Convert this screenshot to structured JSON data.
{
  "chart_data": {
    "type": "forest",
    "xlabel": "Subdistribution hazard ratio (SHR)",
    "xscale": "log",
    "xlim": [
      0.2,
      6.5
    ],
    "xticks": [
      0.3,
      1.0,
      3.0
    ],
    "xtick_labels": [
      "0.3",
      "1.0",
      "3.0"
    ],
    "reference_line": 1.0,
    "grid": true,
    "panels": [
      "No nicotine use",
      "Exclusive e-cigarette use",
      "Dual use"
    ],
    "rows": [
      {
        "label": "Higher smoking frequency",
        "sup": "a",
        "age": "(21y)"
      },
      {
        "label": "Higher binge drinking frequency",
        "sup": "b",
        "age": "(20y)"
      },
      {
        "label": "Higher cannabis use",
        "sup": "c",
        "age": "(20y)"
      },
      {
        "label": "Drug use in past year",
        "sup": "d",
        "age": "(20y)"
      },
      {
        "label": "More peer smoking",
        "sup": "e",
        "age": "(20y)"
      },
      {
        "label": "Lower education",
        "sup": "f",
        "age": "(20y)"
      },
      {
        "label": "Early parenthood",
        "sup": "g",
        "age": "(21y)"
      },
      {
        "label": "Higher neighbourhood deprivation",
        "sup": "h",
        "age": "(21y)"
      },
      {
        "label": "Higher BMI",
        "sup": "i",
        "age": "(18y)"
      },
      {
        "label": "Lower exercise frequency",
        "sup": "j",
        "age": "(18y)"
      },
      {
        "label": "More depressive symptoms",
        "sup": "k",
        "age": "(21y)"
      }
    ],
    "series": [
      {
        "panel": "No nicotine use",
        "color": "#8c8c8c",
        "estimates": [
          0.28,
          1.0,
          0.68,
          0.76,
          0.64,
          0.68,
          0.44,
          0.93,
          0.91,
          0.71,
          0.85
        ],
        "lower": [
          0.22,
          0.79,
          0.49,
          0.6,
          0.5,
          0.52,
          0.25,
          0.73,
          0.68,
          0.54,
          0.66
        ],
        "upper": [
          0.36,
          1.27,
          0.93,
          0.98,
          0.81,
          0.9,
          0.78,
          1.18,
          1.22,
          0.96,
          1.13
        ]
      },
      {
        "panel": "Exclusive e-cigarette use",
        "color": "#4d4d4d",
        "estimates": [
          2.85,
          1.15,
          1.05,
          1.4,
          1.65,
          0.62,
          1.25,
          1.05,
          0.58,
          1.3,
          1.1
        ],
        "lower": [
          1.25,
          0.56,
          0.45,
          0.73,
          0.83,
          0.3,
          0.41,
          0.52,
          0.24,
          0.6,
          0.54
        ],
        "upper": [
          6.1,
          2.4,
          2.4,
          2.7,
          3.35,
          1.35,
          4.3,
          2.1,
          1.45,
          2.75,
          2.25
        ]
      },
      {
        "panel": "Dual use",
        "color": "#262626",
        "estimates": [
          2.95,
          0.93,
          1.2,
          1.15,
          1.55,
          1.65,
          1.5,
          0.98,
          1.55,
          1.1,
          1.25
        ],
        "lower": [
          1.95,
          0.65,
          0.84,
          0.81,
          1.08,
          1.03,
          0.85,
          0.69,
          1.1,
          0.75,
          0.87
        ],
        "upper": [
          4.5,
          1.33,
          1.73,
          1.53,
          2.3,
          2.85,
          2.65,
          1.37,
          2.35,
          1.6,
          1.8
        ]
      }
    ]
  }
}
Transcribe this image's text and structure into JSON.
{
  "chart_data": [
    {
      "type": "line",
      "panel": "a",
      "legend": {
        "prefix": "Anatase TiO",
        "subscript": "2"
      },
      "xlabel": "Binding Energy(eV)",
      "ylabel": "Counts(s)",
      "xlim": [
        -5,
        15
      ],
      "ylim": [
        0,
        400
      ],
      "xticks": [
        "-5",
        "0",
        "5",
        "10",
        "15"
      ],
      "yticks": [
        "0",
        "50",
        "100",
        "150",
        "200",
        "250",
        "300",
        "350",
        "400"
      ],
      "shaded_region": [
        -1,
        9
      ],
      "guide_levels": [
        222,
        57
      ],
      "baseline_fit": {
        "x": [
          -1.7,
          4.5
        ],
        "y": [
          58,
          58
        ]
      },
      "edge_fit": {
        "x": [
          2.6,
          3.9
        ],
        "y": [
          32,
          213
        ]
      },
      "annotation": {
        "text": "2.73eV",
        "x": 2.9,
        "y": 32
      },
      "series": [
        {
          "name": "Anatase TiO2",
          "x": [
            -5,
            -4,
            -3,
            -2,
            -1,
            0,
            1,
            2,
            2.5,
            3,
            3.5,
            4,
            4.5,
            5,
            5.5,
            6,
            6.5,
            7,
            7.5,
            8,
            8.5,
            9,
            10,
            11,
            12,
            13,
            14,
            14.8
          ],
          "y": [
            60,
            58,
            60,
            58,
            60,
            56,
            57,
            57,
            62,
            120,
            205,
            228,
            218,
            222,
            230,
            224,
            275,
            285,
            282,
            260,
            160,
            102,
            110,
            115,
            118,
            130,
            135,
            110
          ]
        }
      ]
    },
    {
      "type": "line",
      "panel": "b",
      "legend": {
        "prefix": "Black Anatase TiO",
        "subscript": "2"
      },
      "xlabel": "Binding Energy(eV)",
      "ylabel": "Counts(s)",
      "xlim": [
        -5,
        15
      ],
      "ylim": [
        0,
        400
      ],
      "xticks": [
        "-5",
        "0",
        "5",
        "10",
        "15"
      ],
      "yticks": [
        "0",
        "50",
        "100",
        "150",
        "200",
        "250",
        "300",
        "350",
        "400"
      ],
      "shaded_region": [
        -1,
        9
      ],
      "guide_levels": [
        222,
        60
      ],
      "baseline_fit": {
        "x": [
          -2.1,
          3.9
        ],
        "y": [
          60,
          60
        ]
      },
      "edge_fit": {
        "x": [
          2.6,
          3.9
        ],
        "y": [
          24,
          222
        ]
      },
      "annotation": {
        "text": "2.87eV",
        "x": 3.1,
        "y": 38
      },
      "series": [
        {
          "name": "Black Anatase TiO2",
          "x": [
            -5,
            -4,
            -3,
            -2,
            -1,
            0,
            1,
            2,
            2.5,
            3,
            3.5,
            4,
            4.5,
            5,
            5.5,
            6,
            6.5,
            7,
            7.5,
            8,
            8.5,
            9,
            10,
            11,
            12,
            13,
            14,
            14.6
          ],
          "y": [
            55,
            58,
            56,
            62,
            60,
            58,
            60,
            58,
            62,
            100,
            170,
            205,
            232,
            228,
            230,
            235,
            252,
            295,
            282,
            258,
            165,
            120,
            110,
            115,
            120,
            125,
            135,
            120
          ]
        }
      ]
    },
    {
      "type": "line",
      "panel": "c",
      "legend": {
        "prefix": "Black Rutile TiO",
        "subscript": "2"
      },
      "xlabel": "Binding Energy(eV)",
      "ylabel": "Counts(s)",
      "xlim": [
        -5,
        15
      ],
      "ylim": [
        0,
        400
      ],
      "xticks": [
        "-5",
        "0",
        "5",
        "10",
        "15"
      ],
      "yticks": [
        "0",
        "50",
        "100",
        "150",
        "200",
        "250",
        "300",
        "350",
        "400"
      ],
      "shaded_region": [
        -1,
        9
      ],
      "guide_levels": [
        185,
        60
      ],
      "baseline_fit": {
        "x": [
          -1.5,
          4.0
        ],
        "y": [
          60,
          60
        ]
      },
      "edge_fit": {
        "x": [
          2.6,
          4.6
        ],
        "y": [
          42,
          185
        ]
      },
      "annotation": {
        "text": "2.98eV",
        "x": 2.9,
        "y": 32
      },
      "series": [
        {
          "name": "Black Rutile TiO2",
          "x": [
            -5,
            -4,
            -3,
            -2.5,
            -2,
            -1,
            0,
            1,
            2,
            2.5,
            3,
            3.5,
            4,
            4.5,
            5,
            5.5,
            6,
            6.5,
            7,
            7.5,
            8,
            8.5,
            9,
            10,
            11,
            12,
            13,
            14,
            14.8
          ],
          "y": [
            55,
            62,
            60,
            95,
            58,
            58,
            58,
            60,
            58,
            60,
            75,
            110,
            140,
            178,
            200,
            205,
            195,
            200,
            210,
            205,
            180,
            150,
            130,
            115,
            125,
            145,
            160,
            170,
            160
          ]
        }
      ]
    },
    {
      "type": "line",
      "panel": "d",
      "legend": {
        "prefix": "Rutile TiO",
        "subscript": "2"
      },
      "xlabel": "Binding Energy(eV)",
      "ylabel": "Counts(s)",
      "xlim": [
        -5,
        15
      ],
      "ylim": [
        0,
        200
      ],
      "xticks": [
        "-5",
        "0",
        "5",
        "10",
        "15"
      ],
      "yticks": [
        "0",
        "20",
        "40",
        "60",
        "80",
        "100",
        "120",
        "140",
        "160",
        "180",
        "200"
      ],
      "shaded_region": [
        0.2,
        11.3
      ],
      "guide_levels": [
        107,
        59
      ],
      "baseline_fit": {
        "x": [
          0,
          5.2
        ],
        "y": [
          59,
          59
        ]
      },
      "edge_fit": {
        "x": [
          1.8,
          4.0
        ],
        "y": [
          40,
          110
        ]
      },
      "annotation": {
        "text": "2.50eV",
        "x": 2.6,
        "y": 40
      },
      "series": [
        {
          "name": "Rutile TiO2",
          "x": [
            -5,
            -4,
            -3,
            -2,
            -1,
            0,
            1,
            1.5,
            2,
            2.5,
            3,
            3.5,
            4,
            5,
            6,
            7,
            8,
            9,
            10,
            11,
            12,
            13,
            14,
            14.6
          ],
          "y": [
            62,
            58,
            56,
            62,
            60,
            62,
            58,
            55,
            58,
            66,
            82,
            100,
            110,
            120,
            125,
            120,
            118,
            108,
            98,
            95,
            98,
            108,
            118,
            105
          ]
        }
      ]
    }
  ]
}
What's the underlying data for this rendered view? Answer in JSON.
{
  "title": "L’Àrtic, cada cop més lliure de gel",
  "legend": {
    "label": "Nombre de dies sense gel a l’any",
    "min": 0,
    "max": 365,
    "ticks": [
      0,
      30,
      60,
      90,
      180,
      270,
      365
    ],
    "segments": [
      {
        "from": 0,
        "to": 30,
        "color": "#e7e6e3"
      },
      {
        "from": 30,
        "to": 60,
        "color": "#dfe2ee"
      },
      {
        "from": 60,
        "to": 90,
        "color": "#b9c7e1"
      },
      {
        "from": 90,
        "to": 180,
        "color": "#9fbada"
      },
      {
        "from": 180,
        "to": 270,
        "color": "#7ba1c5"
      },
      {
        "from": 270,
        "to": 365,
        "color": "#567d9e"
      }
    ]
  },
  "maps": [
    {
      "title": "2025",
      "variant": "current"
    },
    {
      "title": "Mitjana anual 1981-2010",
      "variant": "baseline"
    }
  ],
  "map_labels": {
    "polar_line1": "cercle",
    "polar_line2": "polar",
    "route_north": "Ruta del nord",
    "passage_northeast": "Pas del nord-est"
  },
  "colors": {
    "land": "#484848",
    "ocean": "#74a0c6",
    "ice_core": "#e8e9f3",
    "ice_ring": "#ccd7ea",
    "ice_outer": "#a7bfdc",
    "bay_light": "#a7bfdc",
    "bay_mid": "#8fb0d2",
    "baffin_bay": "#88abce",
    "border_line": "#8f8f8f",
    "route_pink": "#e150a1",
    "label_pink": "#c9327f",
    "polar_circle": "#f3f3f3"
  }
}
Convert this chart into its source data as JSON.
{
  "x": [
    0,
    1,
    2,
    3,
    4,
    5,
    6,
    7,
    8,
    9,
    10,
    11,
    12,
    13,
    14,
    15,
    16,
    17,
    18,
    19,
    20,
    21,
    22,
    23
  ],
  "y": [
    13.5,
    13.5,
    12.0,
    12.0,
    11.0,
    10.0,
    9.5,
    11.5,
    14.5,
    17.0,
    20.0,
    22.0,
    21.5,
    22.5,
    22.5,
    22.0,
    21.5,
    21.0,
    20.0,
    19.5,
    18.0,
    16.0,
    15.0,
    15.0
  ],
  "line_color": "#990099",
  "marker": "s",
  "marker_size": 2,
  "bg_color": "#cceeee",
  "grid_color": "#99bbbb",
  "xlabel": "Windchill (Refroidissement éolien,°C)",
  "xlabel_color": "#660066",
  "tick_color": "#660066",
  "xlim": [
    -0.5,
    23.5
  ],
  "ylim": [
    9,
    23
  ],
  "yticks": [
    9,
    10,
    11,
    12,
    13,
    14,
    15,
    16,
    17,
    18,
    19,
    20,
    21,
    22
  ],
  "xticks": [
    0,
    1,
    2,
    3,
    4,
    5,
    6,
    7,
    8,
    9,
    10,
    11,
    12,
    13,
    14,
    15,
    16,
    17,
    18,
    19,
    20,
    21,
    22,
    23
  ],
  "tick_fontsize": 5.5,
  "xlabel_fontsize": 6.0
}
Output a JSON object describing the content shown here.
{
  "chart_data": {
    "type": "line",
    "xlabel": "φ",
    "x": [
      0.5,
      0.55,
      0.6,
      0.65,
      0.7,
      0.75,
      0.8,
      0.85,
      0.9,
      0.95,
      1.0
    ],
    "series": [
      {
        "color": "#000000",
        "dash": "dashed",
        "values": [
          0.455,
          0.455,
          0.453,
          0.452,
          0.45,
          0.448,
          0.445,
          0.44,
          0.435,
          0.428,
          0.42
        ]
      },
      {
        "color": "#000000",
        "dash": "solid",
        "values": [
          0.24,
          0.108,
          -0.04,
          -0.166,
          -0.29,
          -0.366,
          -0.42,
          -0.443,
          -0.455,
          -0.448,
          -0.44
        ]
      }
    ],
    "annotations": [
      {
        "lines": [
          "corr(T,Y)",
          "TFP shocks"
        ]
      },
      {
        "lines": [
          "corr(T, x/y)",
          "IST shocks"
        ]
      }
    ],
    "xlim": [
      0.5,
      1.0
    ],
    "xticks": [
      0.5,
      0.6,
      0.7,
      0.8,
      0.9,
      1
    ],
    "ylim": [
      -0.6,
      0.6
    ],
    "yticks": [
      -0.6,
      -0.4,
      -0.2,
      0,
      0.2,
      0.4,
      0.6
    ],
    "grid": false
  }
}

————————

→ **Work to do**
From the records above, copy every line that holds the word "JSON".

→ **Output of the task**
Convert this screenshot to structured JSON data.
Transcribe this image's text and structure into JSON.
What's the underlying data for this rendered view? Answer in JSON.
Convert this chart into its source data as JSON.
Output a JSON object describing the content shown here.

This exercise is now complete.